OBJECTIVE
Every line in the listing is to be echoed verbatim.

ROWS
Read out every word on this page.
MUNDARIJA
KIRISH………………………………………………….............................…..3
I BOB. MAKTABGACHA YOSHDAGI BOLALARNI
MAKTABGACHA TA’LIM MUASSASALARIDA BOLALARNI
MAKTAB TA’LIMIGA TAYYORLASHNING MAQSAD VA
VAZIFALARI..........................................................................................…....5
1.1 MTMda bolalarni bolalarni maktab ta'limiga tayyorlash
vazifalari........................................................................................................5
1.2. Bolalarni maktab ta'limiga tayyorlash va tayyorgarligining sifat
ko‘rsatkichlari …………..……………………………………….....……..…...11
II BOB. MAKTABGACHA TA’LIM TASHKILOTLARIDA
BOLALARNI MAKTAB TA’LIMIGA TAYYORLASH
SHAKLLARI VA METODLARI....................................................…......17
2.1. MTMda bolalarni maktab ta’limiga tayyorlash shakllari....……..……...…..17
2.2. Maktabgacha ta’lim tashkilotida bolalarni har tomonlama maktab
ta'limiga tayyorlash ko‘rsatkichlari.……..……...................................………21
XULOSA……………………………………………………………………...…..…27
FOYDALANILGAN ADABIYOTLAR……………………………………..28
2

ANSWER TO THIS PROBLEM
Read out every word on this page.
MUNDARIJA
KIRISH………………………………………………….............................…..3
I BOB. MAKTABGACHA YOSHDAGI BOLALARNI
MAKTABGACHA TA’LIM MUASSASALARIDA BOLALARNI
MAKTAB TA’LIMIGA TAYYORLASHNING MAQSAD VA
VAZIFALARI..........................................................................................…....5
1.1 MTMda bolalarni bolalarni maktab ta'limiga tayyorlash
vazifalari........................................................................................................5
1.2. Bolalarni maktab ta'limiga tayyorlash va tayyorgarligining sifat
ko‘rsatkichlari …………..……………………………………….....……..…...11
II BOB. MAKTABGACHA TA’LIM TASHKILOTLARIDA
BOLALARNI MAKTAB TA’LIMIGA TAYYORLASH
SHAKLLARI VA METODLARI....................................................…......17
2.1. MTMda bolalarni maktab ta’limiga tayyorlash shakllari....……..……...…..17
2.2. Maktabgacha ta’lim tashkilotida bolalarni har tomonlama maktab
ta'limiga tayyorlash ko‘rsatkichlari.……..……...................................………21
XULOSA……………………………………………………………………...…..…27
FOYDALANILGAN ADABIYOTLAR……………………………………..28
2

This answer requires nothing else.